◆ Task requirements ◆
All of the data must be printed exactly; please include every line.

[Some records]
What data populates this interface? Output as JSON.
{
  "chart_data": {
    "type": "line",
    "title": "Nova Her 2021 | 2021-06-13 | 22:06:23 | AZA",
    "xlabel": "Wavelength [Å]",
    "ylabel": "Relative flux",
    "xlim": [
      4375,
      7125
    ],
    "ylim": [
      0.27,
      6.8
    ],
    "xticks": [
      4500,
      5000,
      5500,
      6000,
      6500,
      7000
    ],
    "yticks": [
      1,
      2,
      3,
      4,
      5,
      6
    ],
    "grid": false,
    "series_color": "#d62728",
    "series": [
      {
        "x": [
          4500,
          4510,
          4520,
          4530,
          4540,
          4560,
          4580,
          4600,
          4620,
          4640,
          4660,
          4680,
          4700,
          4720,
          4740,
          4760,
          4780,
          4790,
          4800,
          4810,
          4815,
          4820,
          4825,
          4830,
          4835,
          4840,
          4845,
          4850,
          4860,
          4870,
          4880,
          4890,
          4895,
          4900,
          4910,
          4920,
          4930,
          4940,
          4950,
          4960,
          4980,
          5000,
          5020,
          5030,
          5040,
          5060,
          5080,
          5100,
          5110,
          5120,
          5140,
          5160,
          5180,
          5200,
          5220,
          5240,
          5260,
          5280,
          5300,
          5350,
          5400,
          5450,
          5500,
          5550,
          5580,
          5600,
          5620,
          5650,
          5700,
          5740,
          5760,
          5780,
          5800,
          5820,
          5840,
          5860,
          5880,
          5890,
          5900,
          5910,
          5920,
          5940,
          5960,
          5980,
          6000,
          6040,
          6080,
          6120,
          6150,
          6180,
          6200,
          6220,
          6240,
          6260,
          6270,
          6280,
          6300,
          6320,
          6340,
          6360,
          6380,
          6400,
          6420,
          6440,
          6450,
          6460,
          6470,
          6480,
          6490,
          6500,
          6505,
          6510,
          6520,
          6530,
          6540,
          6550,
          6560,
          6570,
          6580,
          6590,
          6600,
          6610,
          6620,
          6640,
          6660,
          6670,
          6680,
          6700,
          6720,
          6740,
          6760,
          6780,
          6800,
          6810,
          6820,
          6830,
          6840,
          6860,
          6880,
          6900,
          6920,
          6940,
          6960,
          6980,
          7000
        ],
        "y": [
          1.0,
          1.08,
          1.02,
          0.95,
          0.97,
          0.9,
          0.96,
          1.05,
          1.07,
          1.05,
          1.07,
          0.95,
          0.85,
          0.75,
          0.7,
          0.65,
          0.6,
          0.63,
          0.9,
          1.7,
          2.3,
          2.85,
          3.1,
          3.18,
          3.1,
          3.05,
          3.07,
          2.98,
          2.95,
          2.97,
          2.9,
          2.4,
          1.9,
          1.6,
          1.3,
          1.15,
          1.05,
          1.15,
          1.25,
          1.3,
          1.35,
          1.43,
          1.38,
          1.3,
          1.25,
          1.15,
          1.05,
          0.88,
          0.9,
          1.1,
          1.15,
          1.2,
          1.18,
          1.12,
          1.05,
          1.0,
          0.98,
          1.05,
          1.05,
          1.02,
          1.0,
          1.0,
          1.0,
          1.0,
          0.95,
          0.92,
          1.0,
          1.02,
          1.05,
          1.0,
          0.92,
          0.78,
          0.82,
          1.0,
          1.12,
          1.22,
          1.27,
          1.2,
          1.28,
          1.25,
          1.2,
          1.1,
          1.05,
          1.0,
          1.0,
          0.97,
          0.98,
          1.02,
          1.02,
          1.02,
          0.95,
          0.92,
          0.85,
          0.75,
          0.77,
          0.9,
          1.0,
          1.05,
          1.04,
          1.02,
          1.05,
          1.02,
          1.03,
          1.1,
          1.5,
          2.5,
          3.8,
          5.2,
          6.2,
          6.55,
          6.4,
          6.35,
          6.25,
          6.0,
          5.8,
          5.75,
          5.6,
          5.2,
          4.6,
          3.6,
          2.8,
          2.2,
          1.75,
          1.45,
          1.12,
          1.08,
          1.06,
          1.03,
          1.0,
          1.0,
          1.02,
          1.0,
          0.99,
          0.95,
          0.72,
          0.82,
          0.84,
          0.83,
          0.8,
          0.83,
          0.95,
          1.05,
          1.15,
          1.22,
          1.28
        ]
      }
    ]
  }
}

◆ Response ◆
What data populates this interface? Output as JSON.
{
  "chart_data": {
    "type": "line",
    "title": "Nova Her 2021 | 2021-06-13 | 22:06:23 | AZA",
    "xlabel": "Wavelength [Å]",
    "ylabel": "Relative flux",
    "xlim": [
      4375,
      7125
    ],
    "ylim": [
      0.27,
      6.8
    ],
    "xticks": [
      4500,
      5000,
      5500,
      6000,
      6500,
      7000
    ],
    "yticks": [
      1,
      2,
      3,
      4,
      5,
      6
    ],
    "grid": false,
    "series_color": "#d62728",
    "series": [
      {
        "x": [
          4500,
          4510,
          4520,
          4530,
          4540,
          4560,
          4580,
          4600,
          4620,
          4640,
          4660,
          4680,
          4700,
          4720,
          4740,
          4760,
          4780,
          4790,
          4800,
          4810,
          4815,
          4820,
          4825,
          4830,
          4835,
          4840,
          4845,
          4850,
          4860,
          4870,
          4880,
          4890,
          4895,
          4900,
          4910,
          4920,
          4930,
          4940,
          4950,
          4960,
          4980,
          5000,
          5020,
          5030,
          5040,
          5060,
          5080,
          5100,
          5110,
          5120,
          5140,
          5160,
          5180,
          5200,
          5220,
          5240,
          5260,
          5280,
          5300,
          5350,
          5400,
          5450,
          5500,
          5550,
          5580,
          5600,
          5620,
          5650,
          5700,
          5740,
          5760,
          5780,
          5800,
          5820,
          5840,
          5860,
          5880,
          5890,
          5900,
          5910,
          5920,
          5940,
          5960,
          5980,
          6000,
          6040,
          6080,
          6120,
          6150,
          6180,
          6200,
          6220,
          6240,
          6260,
          6270,
          6280,
          6300,
          6320,
          6340,
          6360,
          6380,
          6400,
          6420,
          6440,
          6450,
          6460,
          6470,
          6480,
          6490,
          6500,
          6505,
          6510,
          6520,
          6530,
          6540,
          6550,
          6560,
          6570,
          6580,
          6590,
          6600,
          6610,
          6620,
          6640,
          6660,
          6670,
          6680,
          6700,
          6720,
          6740,
          6760,
          6780,
          6800,
          6810,
          6820,
          6830,
          6840,
          6860,
          6880,
          6900,
          6920,
          6940,
          6960,
          6980,
          7000
        ],
        "y": [
          1.0,
          1.08,
          1.02,
          0.95,
          0.97,
          0.9,
          0.96,
          1.05,
          1.07,
          1.05,
          1.07,
          0.95,
          0.85,
          0.75,
          0.7,
          0.65,
          0.6,
          0.63,
          0.9,
          1.7,
          2.3,
          2.85,
          3.1,
          3.18,
          3.1,
          3.05,
          3.07,
          2.98,
          2.95,
          2.97,
          2.9,
          2.4,
          1.9,
          1.6,
          1.3,
          1.15,
          1.05,
          1.15,
          1.25,
          1.3,
          1.35,
          1.43,
          1.38,
          1.3,
          1.25,
          1.15,
          1.05,
          0.88,
          0.9,
          1.1,
          1.15,
          1.2,
          1.18,
          1.12,
          1.05,
          1.0,
          0.98,
          1.05,
          1.05,
          1.02,
          1.0,
          1.0,
          1.0,
          1.0,
          0.95,
          0.92,
          1.0,
          1.02,
          1.05,
          1.0,
          0.92,
          0.78,
          0.82,
          1.0,
          1.12,
          1.22,
          1.27,
          1.2,
          1.28,
          1.25,
          1.2,
          1.1,
          1.05,
          1.0,
          1.0,
          0.97,
          0.98,
          1.02,
          1.02,
          1.02,
          0.95,
          0.92,
          0.85,
          0.75,
          0.77,
          0.9,
          1.0,
          1.05,
          1.04,
          1.02,
          1.05,
          1.02,
          1.03,
          1.1,
          1.5,
          2.5,
          3.8,
          5.2,
          6.2,
          6.55,
          6.4,
          6.35,
          6.25,
          6.0,
          5.8,
          5.75,
          5.6,
          5.2,
          4.6,
          3.6,
          2.8,
          2.2,
          1.75,
          1.45,
          1.12,
          1.08,
          1.06,
          1.03,
          1.0,
          1.0,
          1.02,
          1.0,
          0.99,
          0.95,
          0.72,
          0.82,
          0.84,
          0.83,
          0.8,
          0.83,
          0.95,
          1.05,
          1.15,
          1.22,
          1.28
        ]
      }
    ]
  }
}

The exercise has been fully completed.